Given data
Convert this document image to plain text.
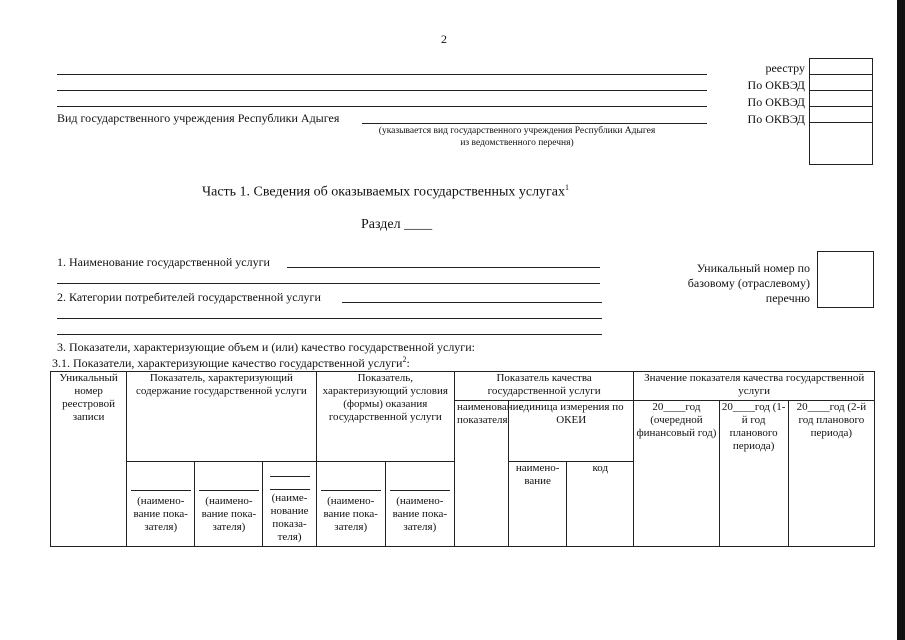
2
реестру
По ОКВЭД
По ОКВЭД
По ОКВЭД
Вид государственного учреждения Республики Адыгея
(указывается вид государственного учреждения Республики Адыгея
из ведомственного перечня)
Часть 1. Сведения об оказываемых государственных услугах$^1$
Раздел ____
1. Наименование государственной услуги
2. Категории потребителей государственной услуги
Уникальный номер по
базовому (отраслевому)
перечню
3. Показатели, характеризующие объем и (или) качество государственной услуги:
3.1. Показатели, характеризующие качество государственной услуги$^2$:
Уникальный номер реестровой записи	Показатель, характеризующий содержание государственной услуги			Показатель, характеризующий условия (формы) оказания государственной услуги		Показатель качества государственной услуги			Значение показателя качества государственной услуги		
						наименование показателя	единица измерения по ОКЕИ		20____год (очередной финансовый год)	20____год (1-й год планового периода)	20____год (2-й год планового периода)

(наимено-вание пока-зателя)	(наимено-вание пока-зателя)	(наиме-нование показа-теля)	(наимено-вание пока-зателя)	(наимено-вание пока-зателя)		наимено-вание	код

Task directions
Working from the material above, transcribe it exactly while omitting pictures.

Expected output
Convert this document image to plain text.
2
реестру
По ОКВЭД
По ОКВЭД
По ОКВЭД
Вид государственного учреждения Республики Адыгея
(указывается вид государственного учреждения Республики Адыгея
из ведомственного перечня)
Часть 1. Сведения об оказываемых государственных услугах$^1$
Раздел ____
1. Наименование государственной услуги
2. Категории потребителей государственной услуги
Уникальный номер по
базовому (отраслевому)
перечню
3. Показатели, характеризующие объем и (или) качество государственной услуги:
3.1. Показатели, характеризующие качество государственной услуги$^2$:
Уникальный номер реестровой записи	Показатель, характеризующий содержание государственной услуги			Показатель, характеризующий условия (формы) оказания государственной услуги		Показатель качества государственной услуги			Значение показателя качества государственной услуги		
						наименование показателя	единица измерения по ОКЕИ		20____год (очередной финансовый год)	20____год (1-й год планового периода)	20____год (2-й год планового периода)

(наимено-вание пока-зателя)	(наимено-вание пока-зателя)	(наиме-нование показа-теля)	(наимено-вание пока-зателя)	(наимено-вание пока-зателя)		наимено-вание	код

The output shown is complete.